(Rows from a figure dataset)

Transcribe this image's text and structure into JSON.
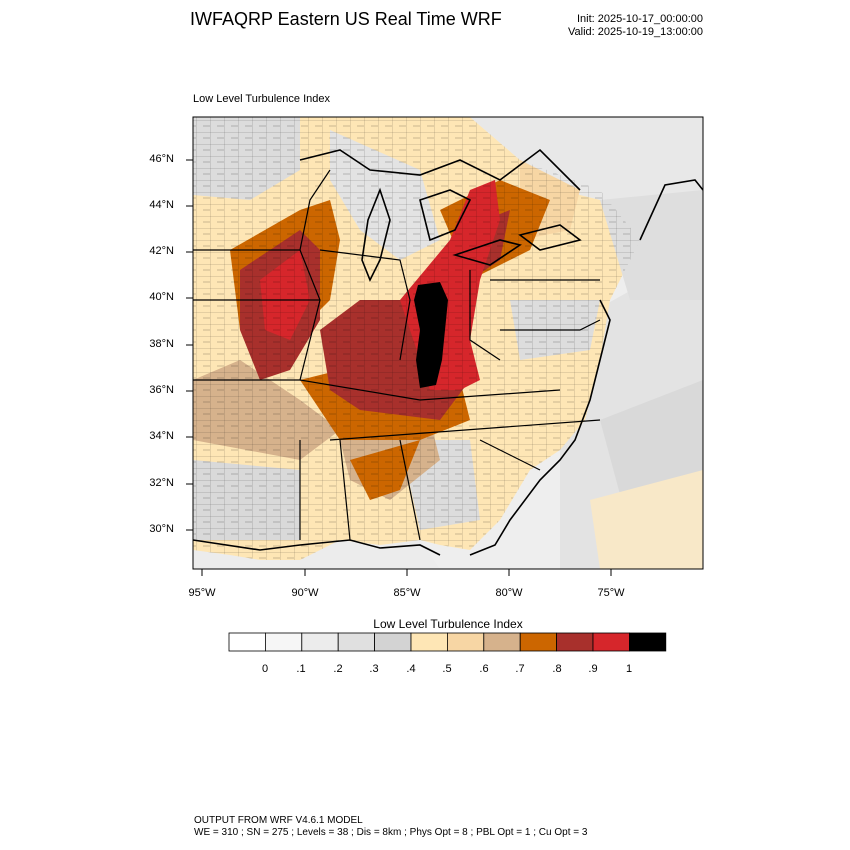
{
  "header": {
    "title": "IWFAQRP Eastern US Real Time WRF",
    "init": "Init: 2025-10-17_00:00:00",
    "valid": "Valid: 2025-10-19_13:00:00"
  },
  "map": {
    "field_label": "Low Level Turbulence Index",
    "lat_labels": [
      "46°N",
      "44°N",
      "42°N",
      "40°N",
      "38°N",
      "36°N",
      "34°N",
      "32°N",
      "30°N"
    ],
    "lon_labels": [
      "95°W",
      "90°W",
      "85°W",
      "80°W",
      "75°W"
    ]
  },
  "colorbar": {
    "title": "Low Level Turbulence Index",
    "tick_labels": [
      "0",
      ".1",
      ".2",
      ".3",
      ".4",
      ".5",
      ".6",
      ".7",
      ".8",
      ".9",
      "1"
    ],
    "colors": [
      "#ffffff",
      "#f6f6f6",
      "#ececec",
      "#e0e0e0",
      "#d3d3d3",
      "#fee6b5",
      "#f7d6a4",
      "#d6b28c",
      "#cc6600",
      "#a8302c",
      "#d6262b",
      "#000000"
    ]
  },
  "footer": {
    "line1": "OUTPUT FROM WRF V4.6.1 MODEL",
    "line2": "WE = 310 ; SN = 275 ; Levels = 38 ; Dis = 8km ; Phys Opt = 8 ; PBL Opt = 1 ; Cu Opt = 3"
  }
}
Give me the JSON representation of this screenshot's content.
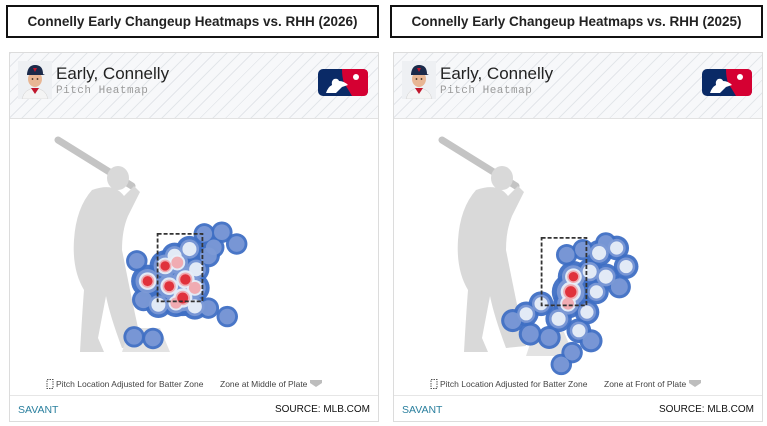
{
  "panels": [
    {
      "title": "Connelly Early Changeup Heatmaps vs. RHH (2026)",
      "player_name": "Early, Connelly",
      "subtitle": "Pitch Heatmap",
      "legend_adjusted": "Pitch Location Adjusted for Batter Zone",
      "legend_zone": "Zone at Middle of Plate",
      "footer_left": "SAVANT",
      "footer_right": "SOURCE: MLB.COM"
    },
    {
      "title": "Connelly Early Changeup Heatmaps vs. RHH (2025)",
      "player_name": "Early, Connelly",
      "subtitle": "Pitch Heatmap",
      "legend_adjusted": "Pitch Location Adjusted for Batter Zone",
      "legend_zone": "Zone at Front of Plate",
      "footer_left": "SAVANT",
      "footer_right": "SOURCE: MLB.COM"
    }
  ],
  "colors": {
    "density_low": "#3f6fc4",
    "density_mid": "#e8eef8",
    "density_high": "#e0323c",
    "silhouette": "#d9d9d9",
    "zone_box": "#333333",
    "savant": "#2a7f9e",
    "mlb_blue": "#0a2a66",
    "mlb_red": "#d50032"
  },
  "chart_data": [
    {
      "type": "heatmap",
      "strike_zone": {
        "x": [
          -0.83,
          0.83
        ],
        "z": [
          1.5,
          3.5
        ]
      },
      "zone_position": "middle of plate",
      "points": [
        {
          "x": -0.55,
          "z": 2.55,
          "w": 0.9
        },
        {
          "x": -0.1,
          "z": 2.65,
          "w": 0.8
        },
        {
          "x": -0.2,
          "z": 2.85,
          "w": 0.6
        },
        {
          "x": 0.35,
          "z": 3.05,
          "w": 0.6
        },
        {
          "x": 0.6,
          "z": 2.45,
          "w": 0.6
        },
        {
          "x": -1.2,
          "z": 2.1,
          "w": 1.0
        },
        {
          "x": -0.4,
          "z": 1.95,
          "w": 1.0
        },
        {
          "x": 0.1,
          "z": 1.6,
          "w": 1.2
        },
        {
          "x": 0.2,
          "z": 2.15,
          "w": 1.1
        },
        {
          "x": 0.55,
          "z": 1.9,
          "w": 0.8
        },
        {
          "x": -0.8,
          "z": 1.4,
          "w": 0.6
        },
        {
          "x": -0.15,
          "z": 1.45,
          "w": 0.7
        },
        {
          "x": 0.55,
          "z": 1.35,
          "w": 0.6
        },
        {
          "x": -1.35,
          "z": 1.55,
          "w": 0.4
        },
        {
          "x": 1.05,
          "z": 2.85,
          "w": 0.4
        },
        {
          "x": 1.25,
          "z": 3.1,
          "w": 0.3
        },
        {
          "x": 1.55,
          "z": 3.55,
          "w": 0.3
        },
        {
          "x": 2.1,
          "z": 3.2,
          "w": 0.3
        },
        {
          "x": 1.05,
          "z": 1.3,
          "w": 0.3
        },
        {
          "x": 1.75,
          "z": 1.05,
          "w": 0.3
        },
        {
          "x": -1.7,
          "z": 0.45,
          "w": 0.3
        },
        {
          "x": -1.0,
          "z": 0.4,
          "w": 0.3
        },
        {
          "x": -1.6,
          "z": 2.7,
          "w": 0.3
        },
        {
          "x": 0.9,
          "z": 3.5,
          "w": 0.3
        }
      ]
    },
    {
      "type": "heatmap",
      "strike_zone": {
        "x": [
          -0.83,
          0.83
        ],
        "z": [
          1.5,
          3.5
        ]
      },
      "zone_position": "front of plate",
      "points": [
        {
          "x": 0.25,
          "z": 1.9,
          "w": 1.3
        },
        {
          "x": 0.35,
          "z": 2.35,
          "w": 0.9
        },
        {
          "x": 0.15,
          "z": 1.55,
          "w": 0.8
        },
        {
          "x": -0.2,
          "z": 1.1,
          "w": 0.6
        },
        {
          "x": 0.95,
          "z": 2.5,
          "w": 0.6
        },
        {
          "x": 1.3,
          "z": 3.05,
          "w": 0.6
        },
        {
          "x": 1.95,
          "z": 3.2,
          "w": 0.5
        },
        {
          "x": 2.3,
          "z": 2.65,
          "w": 0.5
        },
        {
          "x": 2.05,
          "z": 2.05,
          "w": 0.4
        },
        {
          "x": 1.55,
          "z": 2.35,
          "w": 0.6
        },
        {
          "x": 1.2,
          "z": 1.9,
          "w": 0.5
        },
        {
          "x": 0.85,
          "z": 1.3,
          "w": 0.5
        },
        {
          "x": 0.55,
          "z": 0.75,
          "w": 0.5
        },
        {
          "x": 1.0,
          "z": 0.45,
          "w": 0.4
        },
        {
          "x": -0.85,
          "z": 1.55,
          "w": 0.5
        },
        {
          "x": -1.4,
          "z": 1.25,
          "w": 0.5
        },
        {
          "x": -1.9,
          "z": 1.05,
          "w": 0.4
        },
        {
          "x": -1.25,
          "z": 0.65,
          "w": 0.4
        },
        {
          "x": -0.55,
          "z": 0.55,
          "w": 0.4
        },
        {
          "x": 0.3,
          "z": 0.1,
          "w": 0.3
        },
        {
          "x": -0.1,
          "z": -0.25,
          "w": 0.3
        },
        {
          "x": 0.1,
          "z": 3.0,
          "w": 0.3
        },
        {
          "x": 0.7,
          "z": 3.15,
          "w": 0.3
        },
        {
          "x": 1.55,
          "z": 3.35,
          "w": 0.3
        }
      ]
    }
  ]
}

- **PROBLEM STATEMENT**
Leave the pictures out and reproduce all of the records exactly.

- **THE RESULT**
Transcribe this image's text and structure into JSON.
{
  "header": {
    "title": "IWFAQRP Eastern US Real Time WRF",
    "init": "Init: 2025-10-17_00:00:00",
    "valid": "Valid: 2025-10-19_13:00:00"
  },
  "map": {
    "field_label": "Low Level Turbulence Index",
    "lat_labels": [
      "46°N",
      "44°N",
      "42°N",
      "40°N",
      "38°N",
      "36°N",
      "34°N",
      "32°N",
      "30°N"
    ],
    "lon_labels": [
      "95°W",
      "90°W",
      "85°W",
      "80°W",
      "75°W"
    ]
  },
  "colorbar": {
    "title": "Low Level Turbulence Index",
    "tick_labels": [
      "0",
      ".1",
      ".2",
      ".3",
      ".4",
      ".5",
      ".6",
      ".7",
      ".8",
      ".9",
      "1"
    ],
    "colors": [
      "#ffffff",
      "#f6f6f6",
      "#ececec",
      "#e0e0e0",
      "#d3d3d3",
      "#fee6b5",
      "#f7d6a4",
      "#d6b28c",
      "#cc6600",
      "#a8302c",
      "#d6262b",
      "#000000"
    ]
  },
  "footer": {
    "line1": "OUTPUT FROM WRF V4.6.1 MODEL",
    "line2": "WE = 310 ; SN = 275 ; Levels = 38 ; Dis = 8km ; Phys Opt = 8 ; PBL Opt = 1 ; Cu Opt = 3"
  }
}
Give me the JSON representation of this screenshot's content.
{
  "panels": [
    {
      "title": "Connelly Early Changeup Heatmaps vs. RHH (2026)",
      "player_name": "Early, Connelly",
      "subtitle": "Pitch Heatmap",
      "legend_adjusted": "Pitch Location Adjusted for Batter Zone",
      "legend_zone": "Zone at Middle of Plate",
      "footer_left": "SAVANT",
      "footer_right": "SOURCE: MLB.COM"
    },
    {
      "title": "Connelly Early Changeup Heatmaps vs. RHH (2025)",
      "player_name": "Early, Connelly",
      "subtitle": "Pitch Heatmap",
      "legend_adjusted": "Pitch Location Adjusted for Batter Zone",
      "legend_zone": "Zone at Front of Plate",
      "footer_left": "SAVANT",
      "footer_right": "SOURCE: MLB.COM"
    }
  ],
  "colors": {
    "density_low": "#3f6fc4",
    "density_mid": "#e8eef8",
    "density_high": "#e0323c",
    "silhouette": "#d9d9d9",
    "zone_box": "#333333",
    "savant": "#2a7f9e",
    "mlb_blue": "#0a2a66",
    "mlb_red": "#d50032"
  },
  "chart_data": [
    {
      "type": "heatmap",
      "strike_zone": {
        "x": [
          -0.83,
          0.83
        ],
        "z": [
          1.5,
          3.5
        ]
      },
      "zone_position": "middle of plate",
      "points": [
        {
          "x": -0.55,
          "z": 2.55,
          "w": 0.9
        },
        {
          "x": -0.1,
          "z": 2.65,
          "w": 0.8
        },
        {
          "x": -0.2,
          "z": 2.85,
          "w": 0.6
        },
        {
          "x": 0.35,
          "z": 3.05,
          "w": 0.6
        },
        {
          "x": 0.6,
          "z": 2.45,
          "w": 0.6
        },
        {
          "x": -1.2,
          "z": 2.1,
          "w": 1.0
        },
        {
          "x": -0.4,
          "z": 1.95,
          "w": 1.0
        },
        {
          "x": 0.1,
          "z": 1.6,
          "w": 1.2
        },
        {
          "x": 0.2,
          "z": 2.15,
          "w": 1.1
        },
        {
          "x": 0.55,
          "z": 1.9,
          "w": 0.8
        },
        {
          "x": -0.8,
          "z": 1.4,
          "w": 0.6
        },
        {
          "x": -0.15,
          "z": 1.45,
          "w": 0.7
        },
        {
          "x": 0.55,
          "z": 1.35,
          "w": 0.6
        },
        {
          "x": -1.35,
          "z": 1.55,
          "w": 0.4
        },
        {
          "x": 1.05,
          "z": 2.85,
          "w": 0.4
        },
        {
          "x": 1.25,
          "z": 3.1,
          "w": 0.3
        },
        {
          "x": 1.55,
          "z": 3.55,
          "w": 0.3
        },
        {
          "x": 2.1,
          "z": 3.2,
          "w": 0.3
        },
        {
          "x": 1.05,
          "z": 1.3,
          "w": 0.3
        },
        {
          "x": 1.75,
          "z": 1.05,
          "w": 0.3
        },
        {
          "x": -1.7,
          "z": 0.45,
          "w": 0.3
        },
        {
          "x": -1.0,
          "z": 0.4,
          "w": 0.3
        },
        {
          "x": -1.6,
          "z": 2.7,
          "w": 0.3
        },
        {
          "x": 0.9,
          "z": 3.5,
          "w": 0.3
        }
      ]
    },
    {
      "type": "heatmap",
      "strike_zone": {
        "x": [
          -0.83,
          0.83
        ],
        "z": [
          1.5,
          3.5
        ]
      },
      "zone_position": "front of plate",
      "points": [
        {
          "x": 0.25,
          "z": 1.9,
          "w": 1.3
        },
        {
          "x": 0.35,
          "z": 2.35,
          "w": 0.9
        },
        {
          "x": 0.15,
          "z": 1.55,
          "w": 0.8
        },
        {
          "x": -0.2,
          "z": 1.1,
          "w": 0.6
        },
        {
          "x": 0.95,
          "z": 2.5,
          "w": 0.6
        },
        {
          "x": 1.3,
          "z": 3.05,
          "w": 0.6
        },
        {
          "x": 1.95,
          "z": 3.2,
          "w": 0.5
        },
        {
          "x": 2.3,
          "z": 2.65,
          "w": 0.5
        },
        {
          "x": 2.05,
          "z": 2.05,
          "w": 0.4
        },
        {
          "x": 1.55,
          "z": 2.35,
          "w": 0.6
        },
        {
          "x": 1.2,
          "z": 1.9,
          "w": 0.5
        },
        {
          "x": 0.85,
          "z": 1.3,
          "w": 0.5
        },
        {
          "x": 0.55,
          "z": 0.75,
          "w": 0.5
        },
        {
          "x": 1.0,
          "z": 0.45,
          "w": 0.4
        },
        {
          "x": -0.85,
          "z": 1.55,
          "w": 0.5
        },
        {
          "x": -1.4,
          "z": 1.25,
          "w": 0.5
        },
        {
          "x": -1.9,
          "z": 1.05,
          "w": 0.4
        },
        {
          "x": -1.25,
          "z": 0.65,
          "w": 0.4
        },
        {
          "x": -0.55,
          "z": 0.55,
          "w": 0.4
        },
        {
          "x": 0.3,
          "z": 0.1,
          "w": 0.3
        },
        {
          "x": -0.1,
          "z": -0.25,
          "w": 0.3
        },
        {
          "x": 0.1,
          "z": 3.0,
          "w": 0.3
        },
        {
          "x": 0.7,
          "z": 3.15,
          "w": 0.3
        },
        {
          "x": 1.55,
          "z": 3.35,
          "w": 0.3
        }
      ]
    }
  ]
}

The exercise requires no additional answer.